- [Task directions] Read through the data and report every line in which the word "растительное" occurs.

- [Information given]
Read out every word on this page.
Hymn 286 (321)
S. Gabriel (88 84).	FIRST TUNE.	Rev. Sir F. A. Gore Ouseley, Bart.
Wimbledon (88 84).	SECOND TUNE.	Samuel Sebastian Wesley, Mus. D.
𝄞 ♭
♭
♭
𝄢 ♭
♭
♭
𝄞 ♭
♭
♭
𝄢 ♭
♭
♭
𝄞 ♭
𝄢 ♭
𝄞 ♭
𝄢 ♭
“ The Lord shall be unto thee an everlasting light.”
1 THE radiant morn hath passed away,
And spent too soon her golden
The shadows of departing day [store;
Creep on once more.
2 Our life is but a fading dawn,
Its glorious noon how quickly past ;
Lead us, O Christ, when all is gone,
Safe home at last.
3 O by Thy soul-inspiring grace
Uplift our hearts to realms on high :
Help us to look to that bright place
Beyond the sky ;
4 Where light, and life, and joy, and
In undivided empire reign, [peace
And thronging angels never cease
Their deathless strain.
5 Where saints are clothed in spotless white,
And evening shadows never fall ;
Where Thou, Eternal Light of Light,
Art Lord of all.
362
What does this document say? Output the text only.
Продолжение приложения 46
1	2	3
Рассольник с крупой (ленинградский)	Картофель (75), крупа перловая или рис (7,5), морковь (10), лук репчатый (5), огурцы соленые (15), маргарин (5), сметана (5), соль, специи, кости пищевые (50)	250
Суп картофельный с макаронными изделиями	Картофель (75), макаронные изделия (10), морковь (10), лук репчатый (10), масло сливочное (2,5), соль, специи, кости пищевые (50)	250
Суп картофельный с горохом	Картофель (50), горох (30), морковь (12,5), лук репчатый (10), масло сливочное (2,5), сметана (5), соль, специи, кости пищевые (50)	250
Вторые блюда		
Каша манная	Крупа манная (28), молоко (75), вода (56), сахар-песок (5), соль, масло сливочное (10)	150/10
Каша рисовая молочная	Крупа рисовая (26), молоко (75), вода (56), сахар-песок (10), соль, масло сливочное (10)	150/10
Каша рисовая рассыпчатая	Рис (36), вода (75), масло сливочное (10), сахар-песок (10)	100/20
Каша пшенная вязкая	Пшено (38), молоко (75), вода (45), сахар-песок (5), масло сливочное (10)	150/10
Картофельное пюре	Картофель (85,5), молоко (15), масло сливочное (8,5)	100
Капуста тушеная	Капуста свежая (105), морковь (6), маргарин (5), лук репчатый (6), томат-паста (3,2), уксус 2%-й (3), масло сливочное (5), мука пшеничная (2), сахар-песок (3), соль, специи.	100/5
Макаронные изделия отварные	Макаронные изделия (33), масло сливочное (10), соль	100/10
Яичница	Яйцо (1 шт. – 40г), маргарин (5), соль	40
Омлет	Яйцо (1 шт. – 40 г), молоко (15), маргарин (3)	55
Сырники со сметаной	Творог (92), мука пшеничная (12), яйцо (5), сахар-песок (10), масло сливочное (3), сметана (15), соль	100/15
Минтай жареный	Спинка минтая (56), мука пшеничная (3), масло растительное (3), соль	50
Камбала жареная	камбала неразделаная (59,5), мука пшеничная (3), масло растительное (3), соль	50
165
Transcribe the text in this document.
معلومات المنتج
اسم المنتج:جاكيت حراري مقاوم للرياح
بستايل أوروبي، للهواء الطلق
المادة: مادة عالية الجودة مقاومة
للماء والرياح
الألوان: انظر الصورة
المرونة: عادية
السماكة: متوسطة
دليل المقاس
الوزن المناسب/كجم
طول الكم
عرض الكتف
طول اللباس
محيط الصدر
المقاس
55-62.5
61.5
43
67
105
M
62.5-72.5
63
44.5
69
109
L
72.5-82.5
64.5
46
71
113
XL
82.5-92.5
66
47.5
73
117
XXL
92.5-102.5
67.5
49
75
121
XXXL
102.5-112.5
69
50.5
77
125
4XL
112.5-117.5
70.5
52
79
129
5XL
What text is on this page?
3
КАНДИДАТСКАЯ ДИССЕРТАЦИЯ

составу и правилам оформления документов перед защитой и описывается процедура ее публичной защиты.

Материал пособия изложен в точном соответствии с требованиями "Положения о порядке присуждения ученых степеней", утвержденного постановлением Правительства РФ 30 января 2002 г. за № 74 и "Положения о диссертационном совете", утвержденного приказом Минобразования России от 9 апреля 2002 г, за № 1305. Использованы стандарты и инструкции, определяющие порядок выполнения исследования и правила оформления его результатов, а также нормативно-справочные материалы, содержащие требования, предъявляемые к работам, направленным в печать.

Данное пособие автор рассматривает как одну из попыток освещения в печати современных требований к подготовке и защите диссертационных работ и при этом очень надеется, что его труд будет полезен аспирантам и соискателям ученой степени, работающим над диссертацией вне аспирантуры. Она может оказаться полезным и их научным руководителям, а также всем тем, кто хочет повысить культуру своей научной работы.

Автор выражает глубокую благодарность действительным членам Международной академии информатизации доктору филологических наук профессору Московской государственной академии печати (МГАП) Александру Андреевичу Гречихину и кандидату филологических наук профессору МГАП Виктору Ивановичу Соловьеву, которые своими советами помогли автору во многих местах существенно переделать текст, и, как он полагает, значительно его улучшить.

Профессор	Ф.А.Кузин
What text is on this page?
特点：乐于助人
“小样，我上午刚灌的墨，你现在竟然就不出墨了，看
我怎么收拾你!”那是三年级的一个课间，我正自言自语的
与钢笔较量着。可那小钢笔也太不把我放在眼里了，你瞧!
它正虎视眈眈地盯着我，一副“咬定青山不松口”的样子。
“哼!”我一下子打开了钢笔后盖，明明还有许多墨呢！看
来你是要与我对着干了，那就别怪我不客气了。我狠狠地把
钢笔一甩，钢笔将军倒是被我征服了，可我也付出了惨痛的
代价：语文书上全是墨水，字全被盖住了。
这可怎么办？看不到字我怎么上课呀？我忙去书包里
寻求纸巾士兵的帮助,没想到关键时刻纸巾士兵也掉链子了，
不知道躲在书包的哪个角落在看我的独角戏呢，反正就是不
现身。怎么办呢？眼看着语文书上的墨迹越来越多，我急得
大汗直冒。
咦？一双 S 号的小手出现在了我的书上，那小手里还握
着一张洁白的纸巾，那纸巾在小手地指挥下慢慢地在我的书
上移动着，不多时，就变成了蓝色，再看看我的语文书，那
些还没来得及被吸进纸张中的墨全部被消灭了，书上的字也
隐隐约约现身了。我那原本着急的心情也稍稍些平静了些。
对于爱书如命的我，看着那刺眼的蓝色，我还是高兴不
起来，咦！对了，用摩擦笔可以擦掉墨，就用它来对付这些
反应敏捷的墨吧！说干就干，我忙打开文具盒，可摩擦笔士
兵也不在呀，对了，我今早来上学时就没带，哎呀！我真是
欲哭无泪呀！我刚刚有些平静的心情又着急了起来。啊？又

- [Exercise solution]
Минтай жареный	Спинка минтая (56), мука пшеничная (3), масло растительное (3), соль	50
Камбала жареная	камбала неразделаная (59,5), мука пшеничная (3), масло растительное (3), соль	50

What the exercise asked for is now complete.